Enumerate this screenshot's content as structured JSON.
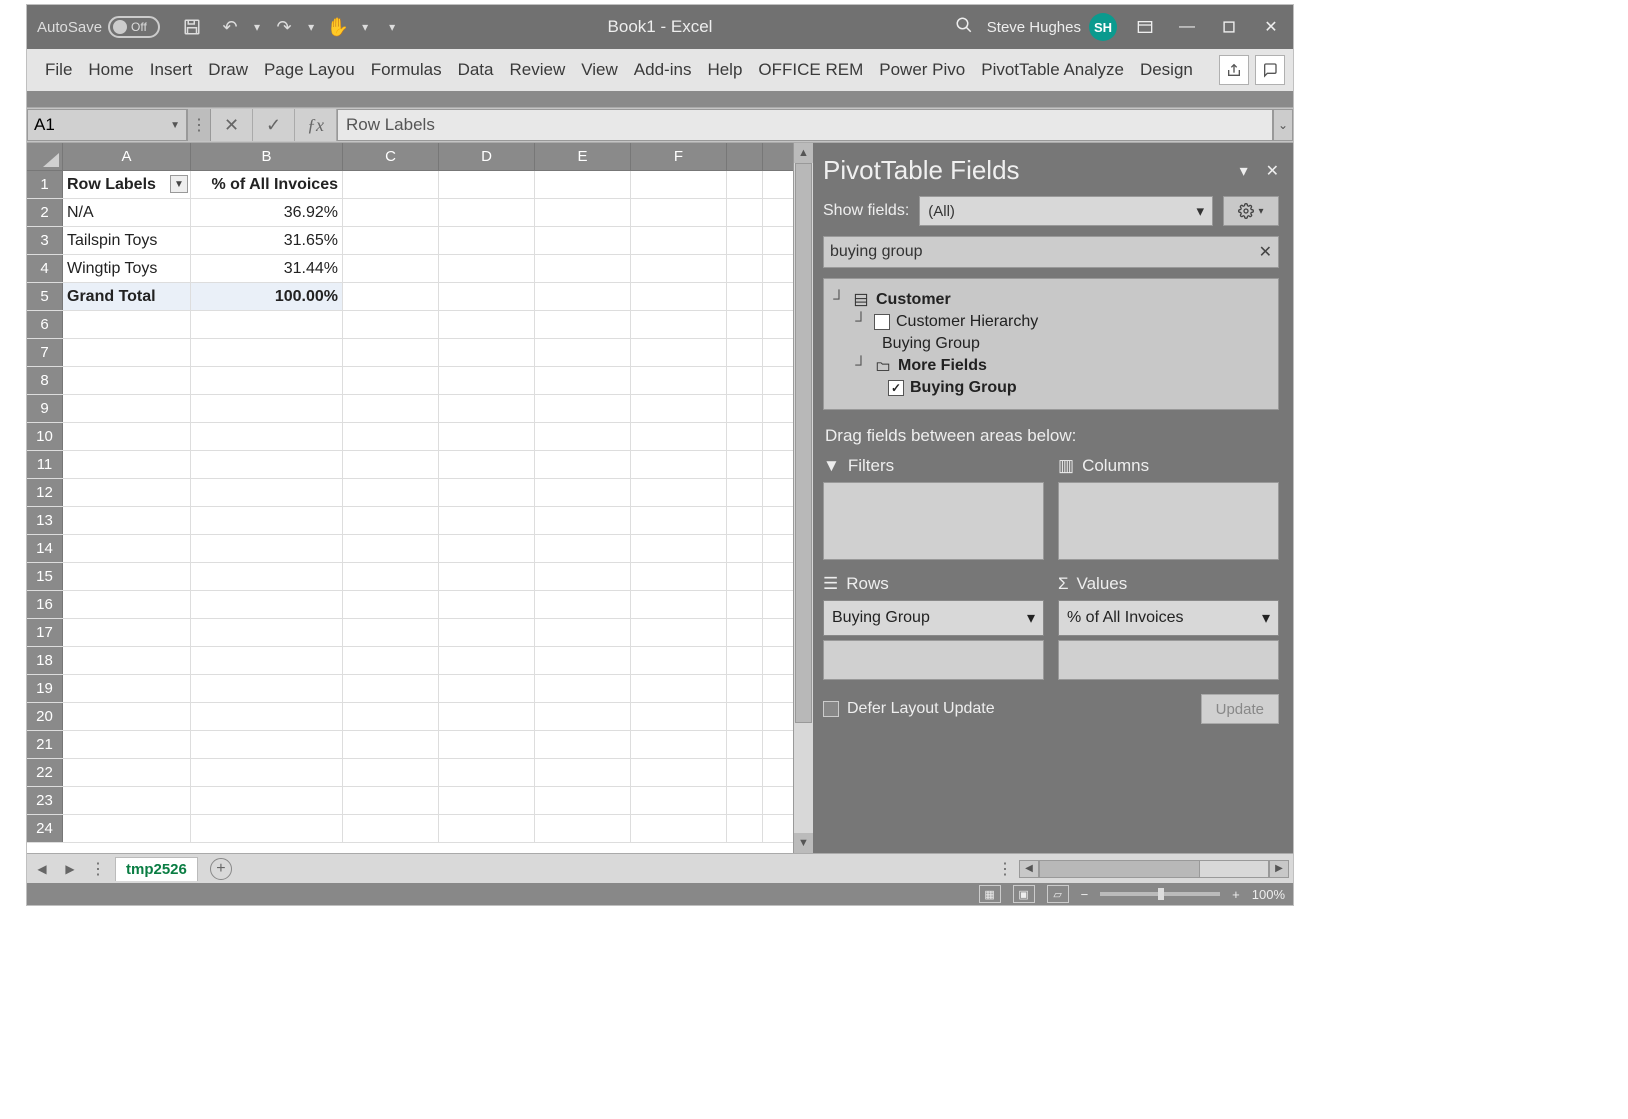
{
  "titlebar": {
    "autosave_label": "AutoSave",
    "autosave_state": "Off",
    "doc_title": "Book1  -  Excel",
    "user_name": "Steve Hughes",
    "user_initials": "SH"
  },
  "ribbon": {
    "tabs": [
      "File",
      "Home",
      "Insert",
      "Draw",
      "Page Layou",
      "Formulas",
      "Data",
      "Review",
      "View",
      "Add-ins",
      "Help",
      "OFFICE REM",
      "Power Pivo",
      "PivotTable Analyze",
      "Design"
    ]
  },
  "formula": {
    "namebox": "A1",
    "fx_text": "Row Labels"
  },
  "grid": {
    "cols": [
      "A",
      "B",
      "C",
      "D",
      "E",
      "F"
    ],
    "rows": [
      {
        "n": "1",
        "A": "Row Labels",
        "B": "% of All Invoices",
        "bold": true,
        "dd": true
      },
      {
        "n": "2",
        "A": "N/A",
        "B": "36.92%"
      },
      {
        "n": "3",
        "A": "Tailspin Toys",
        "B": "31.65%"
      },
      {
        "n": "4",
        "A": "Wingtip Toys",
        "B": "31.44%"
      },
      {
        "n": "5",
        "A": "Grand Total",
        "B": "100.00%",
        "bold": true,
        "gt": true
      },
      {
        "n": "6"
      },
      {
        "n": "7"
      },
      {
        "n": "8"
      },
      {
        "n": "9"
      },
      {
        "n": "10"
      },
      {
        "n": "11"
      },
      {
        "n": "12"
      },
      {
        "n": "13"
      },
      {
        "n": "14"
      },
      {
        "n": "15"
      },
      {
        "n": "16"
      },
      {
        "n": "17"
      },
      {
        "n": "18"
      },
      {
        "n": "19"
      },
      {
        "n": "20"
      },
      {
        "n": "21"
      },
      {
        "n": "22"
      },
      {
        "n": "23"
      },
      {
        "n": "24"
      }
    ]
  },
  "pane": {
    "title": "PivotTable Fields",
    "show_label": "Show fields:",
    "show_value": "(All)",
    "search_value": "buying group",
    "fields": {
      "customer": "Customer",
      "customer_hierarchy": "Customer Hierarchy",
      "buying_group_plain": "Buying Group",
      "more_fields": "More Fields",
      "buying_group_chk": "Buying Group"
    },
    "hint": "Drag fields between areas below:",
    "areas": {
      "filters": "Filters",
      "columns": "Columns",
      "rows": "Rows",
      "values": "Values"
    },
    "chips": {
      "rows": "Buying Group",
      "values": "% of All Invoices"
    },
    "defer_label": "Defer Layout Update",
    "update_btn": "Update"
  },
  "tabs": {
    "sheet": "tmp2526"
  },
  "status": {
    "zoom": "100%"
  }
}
============================================================
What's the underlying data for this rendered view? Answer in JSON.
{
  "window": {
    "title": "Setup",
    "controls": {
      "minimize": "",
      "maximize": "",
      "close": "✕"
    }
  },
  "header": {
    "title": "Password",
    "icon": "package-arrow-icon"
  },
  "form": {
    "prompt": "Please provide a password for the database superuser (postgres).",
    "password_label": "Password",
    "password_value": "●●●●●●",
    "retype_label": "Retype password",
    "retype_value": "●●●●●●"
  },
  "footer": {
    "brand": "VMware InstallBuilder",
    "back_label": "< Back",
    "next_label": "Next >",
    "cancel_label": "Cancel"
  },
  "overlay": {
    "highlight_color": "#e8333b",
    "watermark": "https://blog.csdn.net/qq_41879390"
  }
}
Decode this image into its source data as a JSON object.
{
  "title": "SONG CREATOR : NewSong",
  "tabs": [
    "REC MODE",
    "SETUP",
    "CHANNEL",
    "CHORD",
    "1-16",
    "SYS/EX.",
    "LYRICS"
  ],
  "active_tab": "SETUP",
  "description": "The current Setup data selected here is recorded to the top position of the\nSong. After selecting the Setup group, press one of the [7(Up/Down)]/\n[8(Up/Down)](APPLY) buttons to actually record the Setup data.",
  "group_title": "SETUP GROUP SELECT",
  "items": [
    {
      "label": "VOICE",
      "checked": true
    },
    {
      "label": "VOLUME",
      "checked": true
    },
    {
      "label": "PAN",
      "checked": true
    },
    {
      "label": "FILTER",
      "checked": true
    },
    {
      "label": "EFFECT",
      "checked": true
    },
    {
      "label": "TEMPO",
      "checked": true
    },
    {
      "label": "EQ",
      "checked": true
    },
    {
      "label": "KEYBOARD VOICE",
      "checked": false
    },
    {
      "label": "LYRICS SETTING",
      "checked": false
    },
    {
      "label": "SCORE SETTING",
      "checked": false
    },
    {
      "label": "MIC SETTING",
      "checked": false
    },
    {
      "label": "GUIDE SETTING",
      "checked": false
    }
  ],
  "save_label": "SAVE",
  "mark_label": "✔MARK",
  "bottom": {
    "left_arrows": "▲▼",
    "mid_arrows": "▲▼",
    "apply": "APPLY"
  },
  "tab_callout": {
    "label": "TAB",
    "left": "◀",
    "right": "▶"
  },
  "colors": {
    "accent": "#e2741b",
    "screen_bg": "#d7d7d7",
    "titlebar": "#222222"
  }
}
============================================================
List the lines of the material in which the word "Update" occurs.

§ **Result**
    "defer_label": "Defer Layout Update",
    "update_btn": "Update"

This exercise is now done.